• **Set task**:
Repeat every entry word for word, but leave the images out of your copy.

• **Extracted material**:

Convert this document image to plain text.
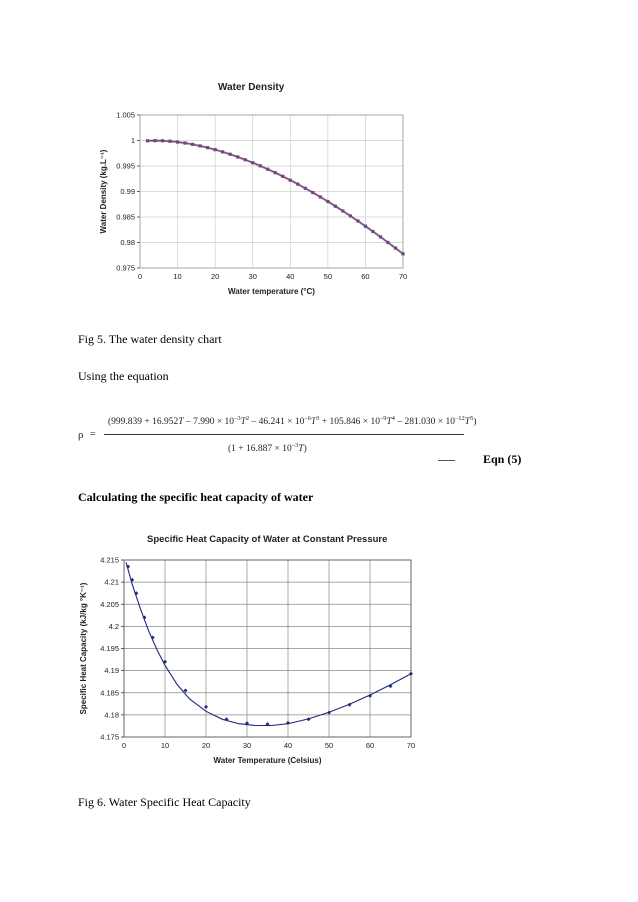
Water Density
0	10	20	30	40	50	60	70
0.975
0.98
0.985
0.99
0.995
1
1.005
Water temperature (°C)
Water Density (kg.L⁻¹)
Fig 5. The water density chart
Using the equation
ρ =
$(999.839 + 16.952T - 7.990 \times 10^{-3}T^2 - 46.241 \times 10^{-6}T^3 + 105.846 \times 10^{-9}T^4 - 281.030 \times 10^{-12}T^5)$
$(1 + 16.887 \times 10^{-3}T)$
Eqn (5)
Calculating the specific heat capacity of water
Specific Heat Capacity of Water at Constant Pressure
0	10	20	30	40	50	60	70
4.175
4.18
4.185
4.19
4.195
4.2
4.205
4.21
4.215
Water Temperature (Celsius)
Specific Heat Capacity (kJ/kg °K⁻¹)
Fig 6. Water Specific Heat Capacity
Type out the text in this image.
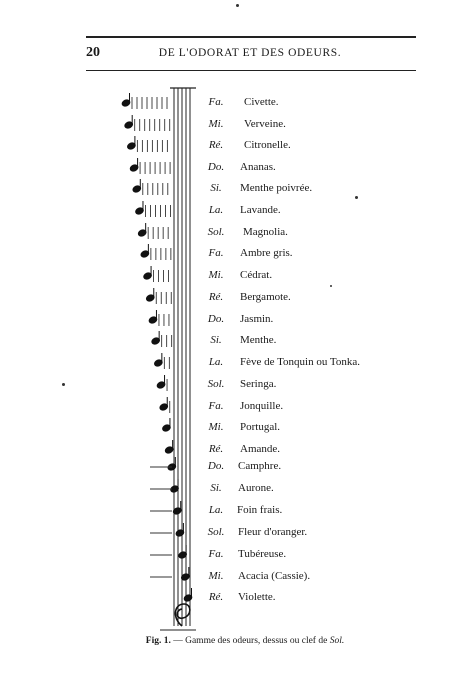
20	DE L'ODORAT ET DES ODEURS.
Fa.	Civette.
Mi.	Verveine.
Ré.	Citronelle.
Do.	Ananas.
Si.	Menthe poivrée.
La.	Lavande.
Sol.	Magnolia.
Fa.	Ambre gris.
Mi.	Cédrat.
Ré.	Bergamote.
Do.	Jasmin.
Si.	Menthe.
La.	Fève de Tonquin ou Tonka.
Sol.	Seringa.
Fa.	Jonquille.
Mi.	Portugal.
Ré.	Amande.
Do.	Camphre.
Si.	Aurone.
La.	Foin frais.
Sol.	Fleur d'oranger.
Fa.	Tubéreuse.
Mi.	Acacia (Cassie).
Ré.	Violette.
Fig. 1. — Gamme des odeurs, dessus ou clef de Sol.
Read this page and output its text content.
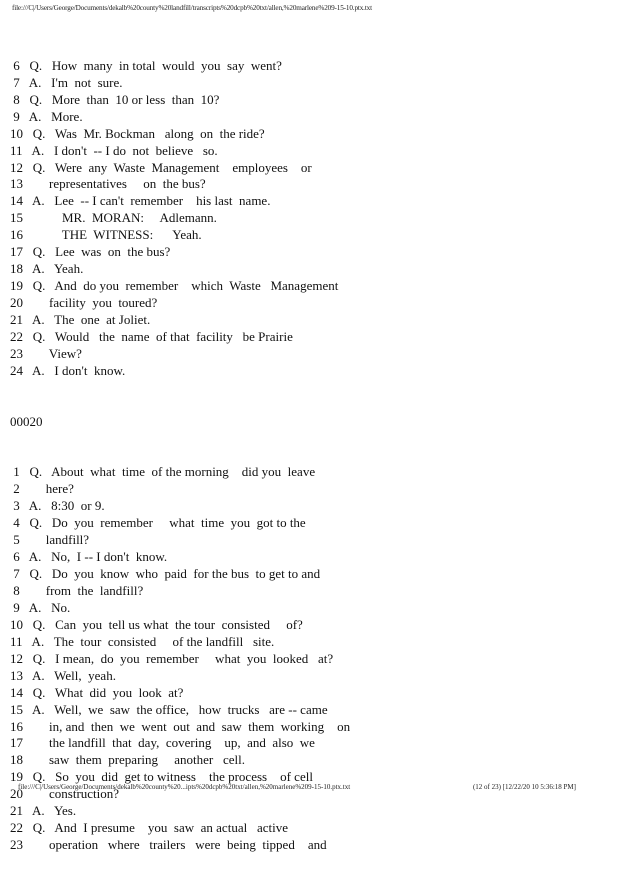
file:///C|/Users/George/Documents/dekalb%20county%20landfill/transcripts%20dcpb%20txt/allen,%20marlene%209-15-10.ptx.txt

6   Q.   How  many  in total  would  you  say  went?
7   A.   I'm  not  sure.
8   Q.   More  than  10 or less  than  10?
9   A.   More.
10   Q.   Was  Mr. Bockman   along  on  the ride?
11   A.   I don't  -- I do  not  believe   so.
12   Q.   Were  any  Waste  Management    employees    or
13        representatives     on  the bus?
14   A.   Lee  -- I can't  remember    his last  name.
15            MR.  MORAN:     Adlemann.
16            THE  WITNESS:      Yeah.
17   Q.   Lee  was  on  the bus?
18   A.   Yeah.
19   Q.   And  do you  remember    which  Waste   Management
20        facility  you  toured?
21   A.   The  one  at Joliet.
22   Q.   Would   the  name  of that  facility   be Prairie
23        View?
24   A.   I don't  know.

00020

1   Q.   About  what  time  of the morning    did you  leave
2        here?
3   A.   8:30  or 9.
4   Q.   Do  you  remember     what  time  you  got to the
5        landfill?
6   A.   No,  I -- I don't  know.
7   Q.   Do  you  know  who  paid  for the bus  to get to and
8        from  the  landfill?
9   A.   No.
10   Q.   Can  you  tell us what  the tour  consisted     of?
11   A.   The  tour  consisted     of the landfill   site.
12   Q.   I mean,  do  you  remember     what  you  looked   at?
13   A.   Well,  yeah.
14   Q.   What  did  you  look  at?
15   A.   Well,  we  saw  the office,   how  trucks   are -- came
16        in, and  then  we  went  out  and  saw  them  working    on
17        the landfill  that  day,  covering    up,  and  also  we
18        saw  them  preparing     another   cell.
19   Q.   So  you  did  get to witness    the process    of cell
20        construction?
21   A.   Yes.
22   Q.   And  I presume    you  saw  an actual   active
23        operation   where   trailers   were  being  tipped    and

file:///C|/Users/George/Documents/dekalb%20county%20...ipts%20dcpb%20txt/allen,%20marlene%209-15-10.ptx.txt	(12 of 23) [12/22/20 10 5:36:18 PM]
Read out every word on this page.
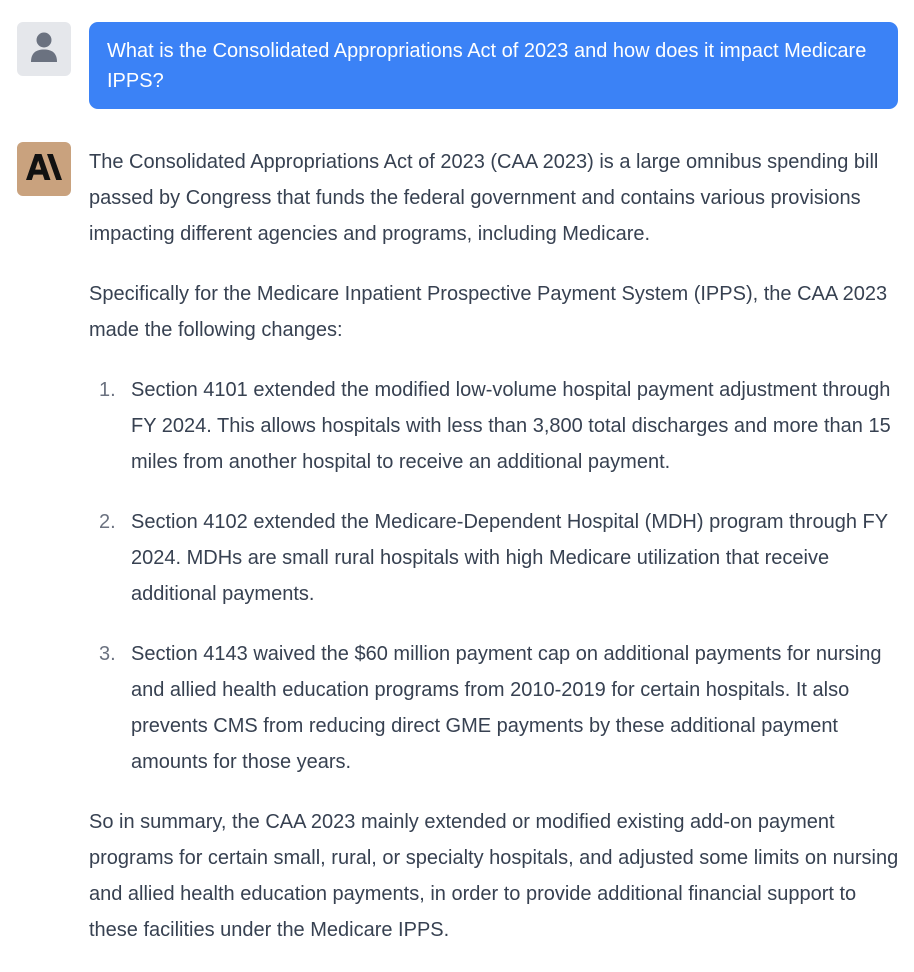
What is the Consolidated Appropriations Act of 2023 and how does it impact Medicare IPPS?

The Consolidated Appropriations Act of 2023 (CAA 2023) is a large omnibus spending bill passed by Congress that funds the federal government and contains various provisions impacting different agencies and programs, including Medicare.

Specifically for the Medicare Inpatient Prospective Payment System (IPPS), the CAA 2023 made the following changes:

1. Section 4101 extended the modified low-volume hospital payment adjustment through FY 2024. This allows hospitals with less than 3,800 total discharges and more than 15 miles from another hospital to receive an additional payment.
2. Section 4102 extended the Medicare-Dependent Hospital (MDH) program through FY 2024. MDHs are small rural hospitals with high Medicare utilization that receive additional payments.
3. Section 4143 waived the $60 million payment cap on additional payments for nursing and allied health education programs from 2010-2019 for certain hospitals. It also prevents CMS from reducing direct GME payments by these additional payment amounts for those years.

So in summary, the CAA 2023 mainly extended or modified existing add-on payment programs for certain small, rural, or specialty hospitals, and adjusted some limits on nursing and allied health education payments, in order to provide additional financial support to these facilities under the Medicare IPPS.
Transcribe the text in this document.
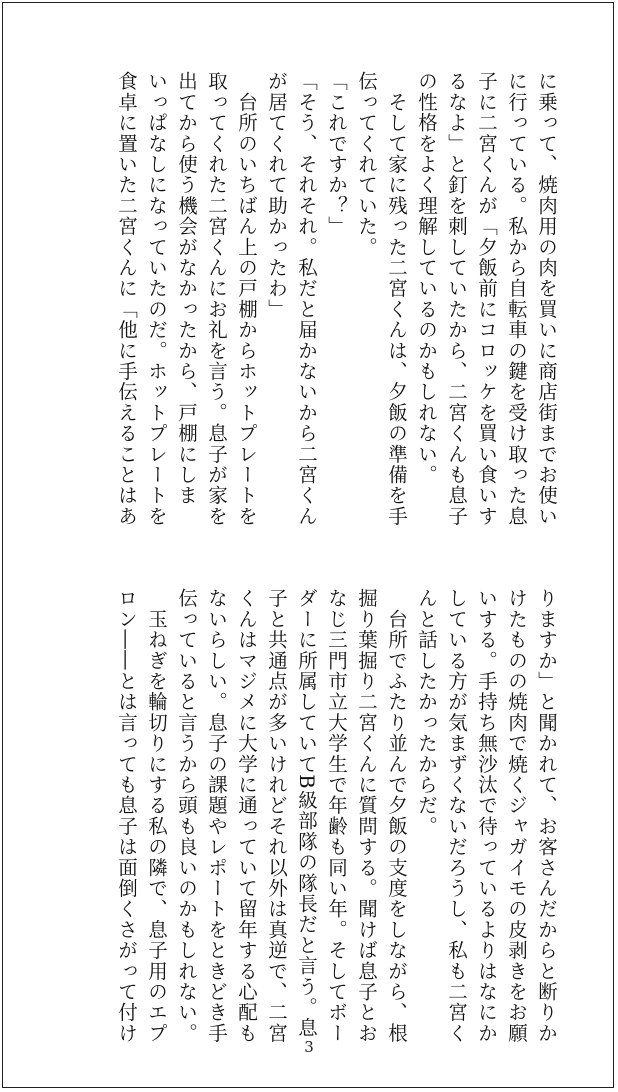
に乗って、焼肉用の肉を買いに商店街までお使い
に行っている。私から自転車の鍵を受け取った息
子に二宮くんが「夕飯前にコロッケを買い食いす
るなよ」と釘を刺していたから、二宮くんも息子
の性格をよく理解しているのかもしれない。
　そして家に残った二宮くんは、夕飯の準備を手
伝ってくれていた。
「これですか？」
「そう、それそれ。私だと届かないから二宮くん
が居てくれて助かったわ」
　台所のいちばん上の戸棚からホットプレートを
取ってくれた二宮くんにお礼を言う。息子が家を
出てから使う機会がなかったから、戸棚にしま
いっぱなしになっていたのだ。ホットプレートを
食卓に置いた二宮くんに「他に手伝えることはあ
りますか」と聞かれて、お客さんだからと断りか
けたものの焼肉で焼くジャガイモの皮剥きをお願
いする。手持ち無沙汰で待っているよりはなにか
している方が気まずくないだろうし、私も二宮く
んと話したかったからだ。
　台所でふたり並んで夕飯の支度をしながら、根
掘り葉掘り二宮くんに質問する。聞けば息子とお
なじ三門市立大学生で年齢も同い年。そしてボー
ダーに所属していてB級部隊の隊長だと言う。息
子と共通点が多いけれどそれ以外は真逆で、二宮
くんはマジメに大学に通っていて留年する心配も
ないらしい。息子の課題やレポートをときどき手
伝っていると言うから頭も良いのかもしれない。
　玉ねぎを輪切りにする私の隣で、息子用のエプ
ロン――とは言っても息子は面倒くさがって付け
3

• **The response**:
Convert this document image to plain text.
Water Density
0	10	20	30	40	50	60	70
0.975
0.98
0.985
0.99
0.995
1
1.005
Water temperature (°C)
Water Density (kg.L⁻¹)
Fig 5. The water density chart
Using the equation
ρ =
$(999.839 + 16.952T - 7.990 \times 10^{-3}T^2 - 46.241 \times 10^{-6}T^3 + 105.846 \times 10^{-9}T^4 - 281.030 \times 10^{-12}T^5)$
$(1 + 16.887 \times 10^{-3}T)$
Eqn (5)
Calculating the specific heat capacity of water
Specific Heat Capacity of Water at Constant Pressure
0	10	20	30	40	50	60	70
4.175
4.18
4.185
4.19
4.195
4.2
4.205
4.21
4.215
Water Temperature (Celsius)
Specific Heat Capacity (kJ/kg °K⁻¹)
Fig 6. Water Specific Heat Capacity
Type out the text in this image.
20	DE L'ODORAT ET DES ODEURS.
Fa.	Civette.
Mi.	Verveine.
Ré.	Citronelle.
Do.	Ananas.
Si.	Menthe poivrée.
La.	Lavande.
Sol.	Magnolia.
Fa.	Ambre gris.
Mi.	Cédrat.
Ré.	Bergamote.
Do.	Jasmin.
Si.	Menthe.
La.	Fève de Tonquin ou Tonka.
Sol.	Seringa.
Fa.	Jonquille.
Mi.	Portugal.
Ré.	Amande.
Do.	Camphre.
Si.	Aurone.
La.	Foin frais.
Sol.	Fleur d'oranger.
Fa.	Tubéreuse.
Mi.	Acacia (Cassie).
Ré.	Violette.
Fig. 1. — Gamme des odeurs, dessus ou clef de Sol.
Read this page and output its text content.
file:///C|/Users/George/Documents/dekalb%20county%20landfill/transcripts%20dcpb%20txt/allen,%20marlene%209-15-10.ptx.txt

6   Q.   How  many  in total  would  you  say  went?
7   A.   I'm  not  sure.
8   Q.   More  than  10 or less  than  10?
9   A.   More.
10   Q.   Was  Mr. Bockman   along  on  the ride?
11   A.   I don't  -- I do  not  believe   so.
12   Q.   Were  any  Waste  Management    employees    or
13        representatives     on  the bus?
14   A.   Lee  -- I can't  remember    his last  name.
15            MR.  MORAN:     Adlemann.
16            THE  WITNESS:      Yeah.
17   Q.   Lee  was  on  the bus?
18   A.   Yeah.
19   Q.   And  do you  remember    which  Waste   Management
20        facility  you  toured?
21   A.   The  one  at Joliet.
22   Q.   Would   the  name  of that  facility   be Prairie
23        View?
24   A.   I don't  know.

00020

1   Q.   About  what  time  of the morning    did you  leave
2        here?
3   A.   8:30  or 9.
4   Q.   Do  you  remember     what  time  you  got to the
5        landfill?
6   A.   No,  I -- I don't  know.
7   Q.   Do  you  know  who  paid  for the bus  to get to and
8        from  the  landfill?
9   A.   No.
10   Q.   Can  you  tell us what  the tour  consisted     of?
11   A.   The  tour  consisted     of the landfill   site.
12   Q.   I mean,  do  you  remember     what  you  looked   at?
13   A.   Well,  yeah.
14   Q.   What  did  you  look  at?
15   A.   Well,  we  saw  the office,   how  trucks   are -- came
16        in, and  then  we  went  out  and  saw  them  working    on
17        the landfill  that  day,  covering    up,  and  also  we
18        saw  them  preparing     another   cell.
19   Q.   So  you  did  get to witness    the process    of cell
20        construction?
21   A.   Yes.
22   Q.   And  I presume    you  saw  an actual   active
23        operation   where   trailers   were  being  tipped    and

file:///C|/Users/George/Documents/dekalb%20county%20...ipts%20dcpb%20txt/allen,%20marlene%209-15-10.ptx.txt	(12 of 23) [12/22/20 10 5:36:18 PM]
Read out every word on this page.
What is the Consolidated Appropriations Act of 2023 and how does it impact Medicare IPPS?

The Consolidated Appropriations Act of 2023 (CAA 2023) is a large omnibus spending bill passed by Congress that funds the federal government and contains various provisions impacting different agencies and programs, including Medicare.

Specifically for the Medicare Inpatient Prospective Payment System (IPPS), the CAA 2023 made the following changes:

1. Section 4101 extended the modified low-volume hospital payment adjustment through FY 2024. This allows hospitals with less than 3,800 total discharges and more than 15 miles from another hospital to receive an additional payment.
2. Section 4102 extended the Medicare-Dependent Hospital (MDH) program through FY 2024. MDHs are small rural hospitals with high Medicare utilization that receive additional payments.
3. Section 4143 waived the $60 million payment cap on additional payments for nursing and allied health education programs from 2010-2019 for certain hospitals. It also prevents CMS from reducing direct GME payments by these additional payment amounts for those years.

So in summary, the CAA 2023 mainly extended or modified existing add-on payment programs for certain small, rural, or specialty hospitals, and adjusted some limits on nursing and allied health education payments, in order to provide additional financial support to these facilities under the Medicare IPPS.
Transcribe the text in this document.
に乗って、焼肉用の肉を買いに商店街までお使い
に行っている。私から自転車の鍵を受け取った息
子に二宮くんが「夕飯前にコロッケを買い食いす
るなよ」と釘を刺していたから、二宮くんも息子
の性格をよく理解しているのかもしれない。
　そして家に残った二宮くんは、夕飯の準備を手
伝ってくれていた。
「これですか？」
「そう、それそれ。私だと届かないから二宮くん
が居てくれて助かったわ」
　台所のいちばん上の戸棚からホットプレートを
取ってくれた二宮くんにお礼を言う。息子が家を
出てから使う機会がなかったから、戸棚にしま
いっぱなしになっていたのだ。ホットプレートを
食卓に置いた二宮くんに「他に手伝えることはあ
りますか」と聞かれて、お客さんだからと断りか
けたものの焼肉で焼くジャガイモの皮剥きをお願
いする。手持ち無沙汰で待っているよりはなにか
している方が気まずくないだろうし、私も二宮く
んと話したかったからだ。
　台所でふたり並んで夕飯の支度をしながら、根
掘り葉掘り二宮くんに質問する。聞けば息子とお
なじ三門市立大学生で年齢も同い年。そしてボー
ダーに所属していてB級部隊の隊長だと言う。息
子と共通点が多いけれどそれ以外は真逆で、二宮
くんはマジメに大学に通っていて留年する心配も
ないらしい。息子の課題やレポートをときどき手
伝っていると言うから頭も良いのかもしれない。
　玉ねぎを輪切りにする私の隣で、息子用のエプ
ロン――とは言っても息子は面倒くさがって付け
3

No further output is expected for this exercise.